Copy each line that contains the string "Keine".

====== Raw records ======

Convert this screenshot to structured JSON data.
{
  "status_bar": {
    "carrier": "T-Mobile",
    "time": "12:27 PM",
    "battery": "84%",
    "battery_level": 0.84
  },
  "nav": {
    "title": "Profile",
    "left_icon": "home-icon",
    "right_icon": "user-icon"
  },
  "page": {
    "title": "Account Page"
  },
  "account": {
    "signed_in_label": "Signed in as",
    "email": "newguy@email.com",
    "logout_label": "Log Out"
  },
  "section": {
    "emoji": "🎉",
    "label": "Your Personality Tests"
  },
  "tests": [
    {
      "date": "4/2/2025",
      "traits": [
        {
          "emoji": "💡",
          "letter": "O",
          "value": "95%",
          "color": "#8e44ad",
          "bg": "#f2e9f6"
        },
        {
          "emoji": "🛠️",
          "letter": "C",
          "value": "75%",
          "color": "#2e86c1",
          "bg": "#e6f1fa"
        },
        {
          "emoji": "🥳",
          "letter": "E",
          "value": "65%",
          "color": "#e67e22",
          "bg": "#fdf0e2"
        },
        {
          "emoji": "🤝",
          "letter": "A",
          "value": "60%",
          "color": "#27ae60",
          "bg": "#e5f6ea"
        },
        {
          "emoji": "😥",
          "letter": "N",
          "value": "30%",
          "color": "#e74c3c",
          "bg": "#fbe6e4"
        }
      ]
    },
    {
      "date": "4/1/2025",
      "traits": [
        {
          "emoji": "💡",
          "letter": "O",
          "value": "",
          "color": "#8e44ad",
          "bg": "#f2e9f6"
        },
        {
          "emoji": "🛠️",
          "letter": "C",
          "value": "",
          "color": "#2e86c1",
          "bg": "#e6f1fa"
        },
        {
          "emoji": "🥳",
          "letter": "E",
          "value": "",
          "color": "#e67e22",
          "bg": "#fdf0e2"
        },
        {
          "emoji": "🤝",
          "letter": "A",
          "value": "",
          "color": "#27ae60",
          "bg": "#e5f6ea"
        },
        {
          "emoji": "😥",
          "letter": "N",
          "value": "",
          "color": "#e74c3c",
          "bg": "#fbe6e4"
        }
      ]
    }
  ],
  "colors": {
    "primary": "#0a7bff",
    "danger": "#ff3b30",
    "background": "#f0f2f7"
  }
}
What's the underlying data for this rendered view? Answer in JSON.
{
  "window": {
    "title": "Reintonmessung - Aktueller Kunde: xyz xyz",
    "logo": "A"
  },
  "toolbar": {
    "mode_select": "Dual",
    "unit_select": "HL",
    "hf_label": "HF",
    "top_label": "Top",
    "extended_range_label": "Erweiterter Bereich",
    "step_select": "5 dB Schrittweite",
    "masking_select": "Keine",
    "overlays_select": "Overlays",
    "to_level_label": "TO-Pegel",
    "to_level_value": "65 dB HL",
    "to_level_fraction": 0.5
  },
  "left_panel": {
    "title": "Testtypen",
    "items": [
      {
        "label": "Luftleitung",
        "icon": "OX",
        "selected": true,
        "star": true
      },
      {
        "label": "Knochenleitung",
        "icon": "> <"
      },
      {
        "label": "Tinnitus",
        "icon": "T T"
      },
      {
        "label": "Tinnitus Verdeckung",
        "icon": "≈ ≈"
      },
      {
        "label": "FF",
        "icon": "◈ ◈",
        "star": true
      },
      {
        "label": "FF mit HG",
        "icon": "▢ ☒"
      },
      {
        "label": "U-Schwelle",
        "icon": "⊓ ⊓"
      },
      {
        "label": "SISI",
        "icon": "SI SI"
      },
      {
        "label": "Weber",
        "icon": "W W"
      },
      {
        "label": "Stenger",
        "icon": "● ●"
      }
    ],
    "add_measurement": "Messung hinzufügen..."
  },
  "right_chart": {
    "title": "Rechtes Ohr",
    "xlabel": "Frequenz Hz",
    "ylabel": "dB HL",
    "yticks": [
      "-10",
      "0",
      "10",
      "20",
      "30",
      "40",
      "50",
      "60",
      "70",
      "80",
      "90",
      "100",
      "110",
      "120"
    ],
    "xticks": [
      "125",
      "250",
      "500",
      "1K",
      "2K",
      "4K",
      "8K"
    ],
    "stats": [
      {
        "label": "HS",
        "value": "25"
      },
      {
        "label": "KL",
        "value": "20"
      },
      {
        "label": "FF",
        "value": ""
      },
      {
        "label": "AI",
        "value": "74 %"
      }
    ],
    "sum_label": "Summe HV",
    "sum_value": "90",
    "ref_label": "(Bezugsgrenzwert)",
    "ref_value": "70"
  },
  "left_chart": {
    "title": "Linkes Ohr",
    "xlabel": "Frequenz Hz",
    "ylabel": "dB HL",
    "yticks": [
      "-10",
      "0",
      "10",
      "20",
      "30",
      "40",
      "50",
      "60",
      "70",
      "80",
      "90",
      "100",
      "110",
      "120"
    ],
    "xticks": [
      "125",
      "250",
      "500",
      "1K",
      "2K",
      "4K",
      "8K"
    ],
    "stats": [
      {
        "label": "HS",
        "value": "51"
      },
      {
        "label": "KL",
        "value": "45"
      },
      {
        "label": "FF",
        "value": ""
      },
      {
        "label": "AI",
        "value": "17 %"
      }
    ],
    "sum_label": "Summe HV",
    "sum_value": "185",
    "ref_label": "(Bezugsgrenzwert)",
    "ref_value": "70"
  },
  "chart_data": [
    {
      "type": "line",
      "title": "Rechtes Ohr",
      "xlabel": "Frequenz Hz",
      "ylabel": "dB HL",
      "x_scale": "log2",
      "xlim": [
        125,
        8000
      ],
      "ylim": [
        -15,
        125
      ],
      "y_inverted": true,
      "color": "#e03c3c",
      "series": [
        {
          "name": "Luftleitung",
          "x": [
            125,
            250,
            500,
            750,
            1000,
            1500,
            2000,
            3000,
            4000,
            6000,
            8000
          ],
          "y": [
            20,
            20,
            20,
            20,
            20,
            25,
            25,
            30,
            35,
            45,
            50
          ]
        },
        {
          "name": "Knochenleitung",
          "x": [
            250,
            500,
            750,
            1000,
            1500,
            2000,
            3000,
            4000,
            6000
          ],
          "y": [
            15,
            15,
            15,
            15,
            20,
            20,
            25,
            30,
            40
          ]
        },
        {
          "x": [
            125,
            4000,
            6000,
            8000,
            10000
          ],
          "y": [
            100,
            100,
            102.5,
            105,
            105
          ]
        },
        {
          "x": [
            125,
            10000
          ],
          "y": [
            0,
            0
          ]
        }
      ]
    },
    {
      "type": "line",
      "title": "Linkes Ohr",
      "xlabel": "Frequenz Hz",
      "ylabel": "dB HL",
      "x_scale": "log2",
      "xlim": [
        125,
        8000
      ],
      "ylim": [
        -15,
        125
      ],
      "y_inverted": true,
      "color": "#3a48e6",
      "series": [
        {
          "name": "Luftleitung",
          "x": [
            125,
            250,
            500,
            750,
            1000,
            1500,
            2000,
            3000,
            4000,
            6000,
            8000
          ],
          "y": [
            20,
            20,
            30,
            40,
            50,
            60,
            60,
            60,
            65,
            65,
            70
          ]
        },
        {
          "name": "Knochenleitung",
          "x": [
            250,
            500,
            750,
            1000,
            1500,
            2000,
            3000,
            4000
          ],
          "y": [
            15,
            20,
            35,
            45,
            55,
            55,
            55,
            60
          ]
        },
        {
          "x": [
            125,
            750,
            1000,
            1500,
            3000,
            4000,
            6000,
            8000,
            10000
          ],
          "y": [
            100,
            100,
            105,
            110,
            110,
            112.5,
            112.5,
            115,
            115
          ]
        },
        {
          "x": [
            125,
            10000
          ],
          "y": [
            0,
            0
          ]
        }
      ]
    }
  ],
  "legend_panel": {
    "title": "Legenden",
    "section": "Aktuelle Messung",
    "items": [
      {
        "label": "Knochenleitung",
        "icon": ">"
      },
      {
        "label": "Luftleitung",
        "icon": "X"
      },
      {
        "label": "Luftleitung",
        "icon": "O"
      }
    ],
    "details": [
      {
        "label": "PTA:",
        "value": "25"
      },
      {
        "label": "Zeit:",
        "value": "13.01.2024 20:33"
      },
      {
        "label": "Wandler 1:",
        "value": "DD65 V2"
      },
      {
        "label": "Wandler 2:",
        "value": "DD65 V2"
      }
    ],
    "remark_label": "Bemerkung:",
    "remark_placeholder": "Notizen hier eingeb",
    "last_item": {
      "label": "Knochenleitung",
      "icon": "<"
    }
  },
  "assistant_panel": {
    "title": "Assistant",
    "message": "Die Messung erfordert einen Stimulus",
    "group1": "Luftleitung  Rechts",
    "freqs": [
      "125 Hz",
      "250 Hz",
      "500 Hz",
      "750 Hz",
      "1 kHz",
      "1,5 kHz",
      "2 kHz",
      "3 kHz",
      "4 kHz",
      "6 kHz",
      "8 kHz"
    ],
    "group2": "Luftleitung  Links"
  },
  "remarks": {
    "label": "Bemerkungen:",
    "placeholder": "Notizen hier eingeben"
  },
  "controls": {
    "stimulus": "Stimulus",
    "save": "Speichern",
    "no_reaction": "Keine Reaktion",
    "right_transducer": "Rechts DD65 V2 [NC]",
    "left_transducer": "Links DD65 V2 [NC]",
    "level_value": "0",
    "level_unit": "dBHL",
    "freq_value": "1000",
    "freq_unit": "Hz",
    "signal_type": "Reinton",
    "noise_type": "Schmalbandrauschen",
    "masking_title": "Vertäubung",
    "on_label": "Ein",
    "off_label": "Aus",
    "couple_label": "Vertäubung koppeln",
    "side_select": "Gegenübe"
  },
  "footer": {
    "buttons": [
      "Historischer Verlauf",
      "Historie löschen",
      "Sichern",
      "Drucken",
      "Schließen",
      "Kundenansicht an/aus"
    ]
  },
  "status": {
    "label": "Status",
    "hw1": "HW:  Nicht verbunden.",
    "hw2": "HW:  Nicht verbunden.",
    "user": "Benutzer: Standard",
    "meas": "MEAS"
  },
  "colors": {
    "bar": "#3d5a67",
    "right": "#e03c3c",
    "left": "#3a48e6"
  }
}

======

* _Complete response_
    "masking_select": "Keine",
    "no_reaction": "Keine Reaktion",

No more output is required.